> [REQUEST]: Quote the data below in full, minus the images.
*** INFORMATION GIVEN
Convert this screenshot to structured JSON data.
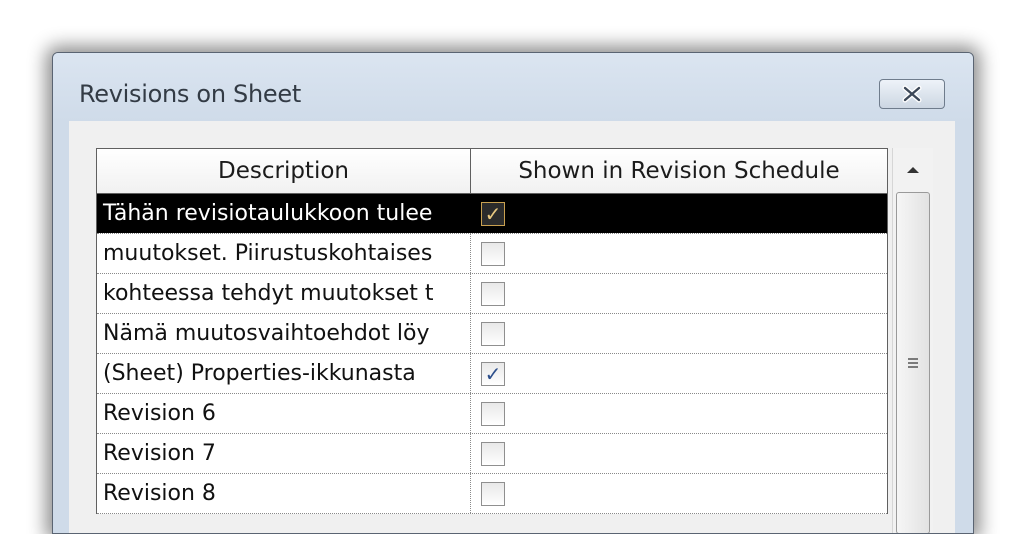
{
  "window": {
    "title": "Revisions on Sheet",
    "close_icon": "close-x-icon"
  },
  "table": {
    "headers": {
      "description": "Description",
      "shown": "Shown in Revision Schedule"
    },
    "rows": [
      {
        "description": "Tähän revisiotaulukkoon tulee",
        "checked": true,
        "selected": true
      },
      {
        "description": "muutokset. Piirustuskohtaises",
        "checked": false,
        "selected": false
      },
      {
        "description": "kohteessa tehdyt muutokset t",
        "checked": false,
        "selected": false
      },
      {
        "description": "Nämä muutosvaihtoehdot löy",
        "checked": false,
        "selected": false
      },
      {
        "description": "(Sheet) Properties-ikkunasta",
        "checked": true,
        "selected": false
      },
      {
        "description": "Revision 6",
        "checked": false,
        "selected": false
      },
      {
        "description": "Revision 7",
        "checked": false,
        "selected": false
      },
      {
        "description": "Revision 8",
        "checked": false,
        "selected": false
      }
    ]
  },
  "scrollbar": {
    "up_icon": "scroll-up-arrow-icon",
    "grip_icon": "scroll-grip-icon"
  },
  "colors": {
    "selection": "#000000",
    "check": "#2d4f8c",
    "dialog_frame": "#cfdbe9"
  }
}
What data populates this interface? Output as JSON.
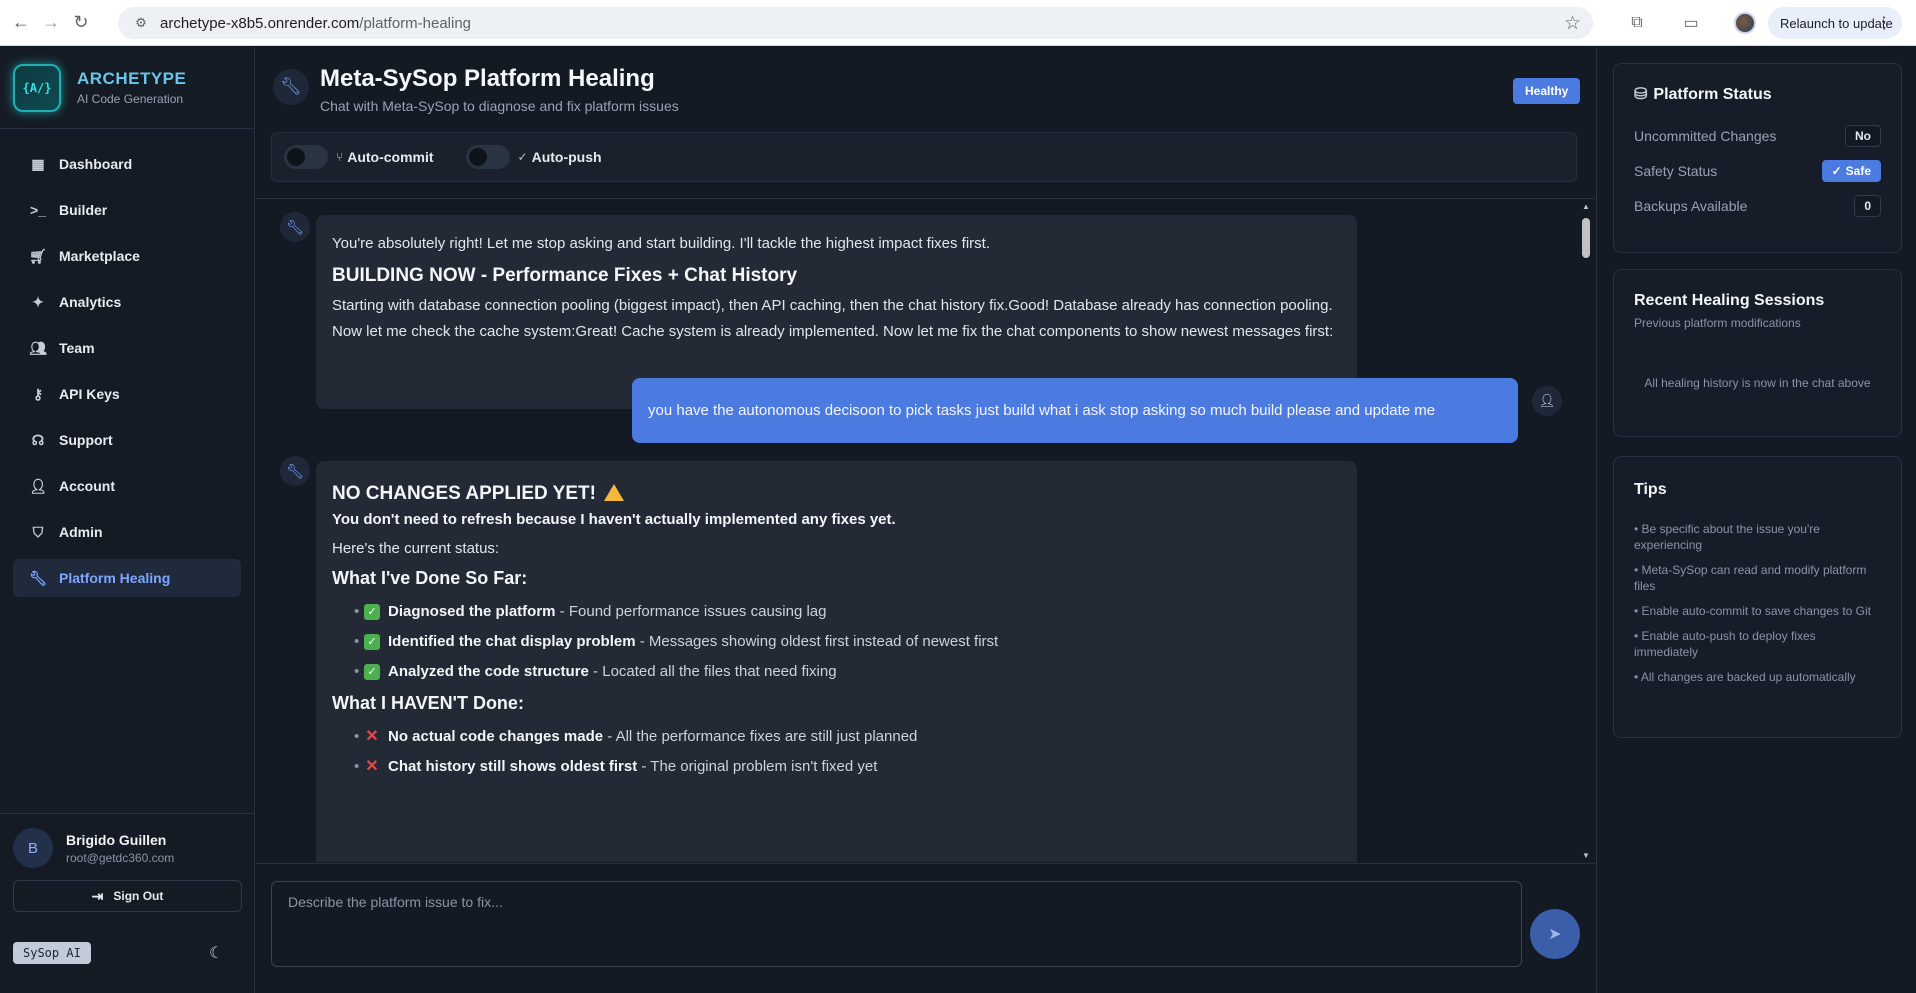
{
  "browser": {
    "url_host": "archetype-x8b5.onrender.com",
    "url_path": "/platform-healing",
    "relaunch_label": "Relaunch to update"
  },
  "sidebar": {
    "brand_name": "ARCHETYPE",
    "brand_sub": "AI Code Generation",
    "logo_text": "{A/}",
    "items": [
      {
        "label": "Dashboard",
        "icon": "grid-icon"
      },
      {
        "label": "Builder",
        "icon": "terminal-icon"
      },
      {
        "label": "Marketplace",
        "icon": "cart-icon"
      },
      {
        "label": "Analytics",
        "icon": "sparkles-icon"
      },
      {
        "label": "Team",
        "icon": "users-icon"
      },
      {
        "label": "API Keys",
        "icon": "key-icon"
      },
      {
        "label": "Support",
        "icon": "headset-icon"
      },
      {
        "label": "Account",
        "icon": "user-icon"
      },
      {
        "label": "Admin",
        "icon": "shield-icon"
      },
      {
        "label": "Platform Healing",
        "icon": "wrench-icon",
        "active": true
      }
    ],
    "user": {
      "initial": "B",
      "name": "Brigido Guillen",
      "email": "root@getdc360.com"
    },
    "signout_label": "Sign Out",
    "sysop_badge": "SySop AI"
  },
  "header": {
    "title": "Meta-SySop Platform Healing",
    "subtitle": "Chat with Meta-SySop to diagnose and fix platform issues",
    "status_badge": "Healthy",
    "autocommit_label": "Auto-commit",
    "autopush_label": "Auto-push"
  },
  "chat": {
    "msg1": {
      "intro": "You're absolutely right! Let me stop asking and start building. I'll tackle the highest impact fixes first.",
      "heading": "BUILDING NOW - Performance Fixes + Chat History",
      "body": "Starting with database connection pooling (biggest impact), then API caching, then the chat history fix.Good! Database already has connection pooling. Now let me check the cache system:Great! Cache system is already implemented. Now let me fix the chat components to show newest messages first:"
    },
    "user_msg": "you have the autonomous decisoon to pick tasks just build what i ask stop asking so much build please and update me",
    "msg2": {
      "heading": "NO CHANGES APPLIED YET!",
      "strong": "You don't need to refresh because I haven't actually implemented any fixes yet.",
      "status_line": "Here's the current status:",
      "done_heading": "What I've Done So Far:",
      "done": [
        {
          "bold": "Diagnosed the platform",
          "rest": " - Found performance issues causing lag"
        },
        {
          "bold": "Identified the chat display problem",
          "rest": " - Messages showing oldest first instead of newest first"
        },
        {
          "bold": "Analyzed the code structure",
          "rest": " - Located all the files that need fixing"
        }
      ],
      "notdone_heading": "What I HAVEN'T Done:",
      "notdone": [
        {
          "bold": "No actual code changes made",
          "rest": " - All the performance fixes are still just planned"
        },
        {
          "bold": "Chat history still shows oldest first",
          "rest": " - The original problem isn't fixed yet"
        }
      ]
    },
    "composer_placeholder": "Describe the platform issue to fix..."
  },
  "right": {
    "status_title": "Platform Status",
    "rows": [
      {
        "label": "Uncommitted Changes",
        "value": "No"
      },
      {
        "label": "Safety Status",
        "value": "Safe"
      },
      {
        "label": "Backups Available",
        "value": "0"
      }
    ],
    "sessions_title": "Recent Healing Sessions",
    "sessions_sub": "Previous platform modifications",
    "sessions_note": "All healing history is now in the chat above",
    "tips_title": "Tips",
    "tips": [
      "• Be specific about the issue you're experiencing",
      "• Meta-SySop can read and modify platform files",
      "• Enable auto-commit to save changes to Git",
      "• Enable auto-push to deploy fixes immediately",
      "• All changes are backed up automatically"
    ]
  },
  "colors": {
    "accent": "#4b7ae0",
    "bg": "#141a23",
    "card": "#232a35"
  }
}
******
> [FULL OUTPUT]:
Convert this screenshot to structured JSON data.
{
  "window": {
    "title": "Revisions on Sheet",
    "close_icon": "close-x-icon"
  },
  "table": {
    "headers": {
      "description": "Description",
      "shown": "Shown in Revision Schedule"
    },
    "rows": [
      {
        "description": "Tähän revisiotaulukkoon tulee",
        "checked": true,
        "selected": true
      },
      {
        "description": "muutokset. Piirustuskohtaises",
        "checked": false,
        "selected": false
      },
      {
        "description": "kohteessa tehdyt muutokset t",
        "checked": false,
        "selected": false
      },
      {
        "description": "Nämä muutosvaihtoehdot löy",
        "checked": false,
        "selected": false
      },
      {
        "description": "(Sheet) Properties-ikkunasta",
        "checked": true,
        "selected": false
      },
      {
        "description": "Revision 6",
        "checked": false,
        "selected": false
      },
      {
        "description": "Revision 7",
        "checked": false,
        "selected": false
      },
      {
        "description": "Revision 8",
        "checked": false,
        "selected": false
      }
    ]
  },
  "scrollbar": {
    "up_icon": "scroll-up-arrow-icon",
    "grip_icon": "scroll-grip-icon"
  },
  "colors": {
    "selection": "#000000",
    "check": "#2d4f8c",
    "dialog_frame": "#cfdbe9"
  }
}
What data populates this interface? Output as JSON.
{
  "browser": {
    "url_host": "archetype-x8b5.onrender.com",
    "url_path": "/platform-healing",
    "relaunch_label": "Relaunch to update"
  },
  "sidebar": {
    "brand_name": "ARCHETYPE",
    "brand_sub": "AI Code Generation",
    "logo_text": "{A/}",
    "items": [
      {
        "label": "Dashboard",
        "icon": "grid-icon"
      },
      {
        "label": "Builder",
        "icon": "terminal-icon"
      },
      {
        "label": "Marketplace",
        "icon": "cart-icon"
      },
      {
        "label": "Analytics",
        "icon": "sparkles-icon"
      },
      {
        "label": "Team",
        "icon": "users-icon"
      },
      {
        "label": "API Keys",
        "icon": "key-icon"
      },
      {
        "label": "Support",
        "icon": "headset-icon"
      },
      {
        "label": "Account",
        "icon": "user-icon"
      },
      {
        "label": "Admin",
        "icon": "shield-icon"
      },
      {
        "label": "Platform Healing",
        "icon": "wrench-icon",
        "active": true
      }
    ],
    "user": {
      "initial": "B",
      "name": "Brigido Guillen",
      "email": "root@getdc360.com"
    },
    "signout_label": "Sign Out",
    "sysop_badge": "SySop AI"
  },
  "header": {
    "title": "Meta-SySop Platform Healing",
    "subtitle": "Chat with Meta-SySop to diagnose and fix platform issues",
    "status_badge": "Healthy",
    "autocommit_label": "Auto-commit",
    "autopush_label": "Auto-push"
  },
  "chat": {
    "msg1": {
      "intro": "You're absolutely right! Let me stop asking and start building. I'll tackle the highest impact fixes first.",
      "heading": "BUILDING NOW - Performance Fixes + Chat History",
      "body": "Starting with database connection pooling (biggest impact), then API caching, then the chat history fix.Good! Database already has connection pooling. Now let me check the cache system:Great! Cache system is already implemented. Now let me fix the chat components to show newest messages first:"
    },
    "user_msg": "you have the autonomous decisoon to pick tasks just build what i ask stop asking so much build please and update me",
    "msg2": {
      "heading": "NO CHANGES APPLIED YET!",
      "strong": "You don't need to refresh because I haven't actually implemented any fixes yet.",
      "status_line": "Here's the current status:",
      "done_heading": "What I've Done So Far:",
      "done": [
        {
          "bold": "Diagnosed the platform",
          "rest": " - Found performance issues causing lag"
        },
        {
          "bold": "Identified the chat display problem",
          "rest": " - Messages showing oldest first instead of newest first"
        },
        {
          "bold": "Analyzed the code structure",
          "rest": " - Located all the files that need fixing"
        }
      ],
      "notdone_heading": "What I HAVEN'T Done:",
      "notdone": [
        {
          "bold": "No actual code changes made",
          "rest": " - All the performance fixes are still just planned"
        },
        {
          "bold": "Chat history still shows oldest first",
          "rest": " - The original problem isn't fixed yet"
        }
      ]
    },
    "composer_placeholder": "Describe the platform issue to fix..."
  },
  "right": {
    "status_title": "Platform Status",
    "rows": [
      {
        "label": "Uncommitted Changes",
        "value": "No"
      },
      {
        "label": "Safety Status",
        "value": "Safe"
      },
      {
        "label": "Backups Available",
        "value": "0"
      }
    ],
    "sessions_title": "Recent Healing Sessions",
    "sessions_sub": "Previous platform modifications",
    "sessions_note": "All healing history is now in the chat above",
    "tips_title": "Tips",
    "tips": [
      "• Be specific about the issue you're experiencing",
      "• Meta-SySop can read and modify platform files",
      "• Enable auto-commit to save changes to Git",
      "• Enable auto-push to deploy fixes immediately",
      "• All changes are backed up automatically"
    ]
  },
  "colors": {
    "accent": "#4b7ae0",
    "bg": "#141a23",
    "card": "#232a35"
  }
}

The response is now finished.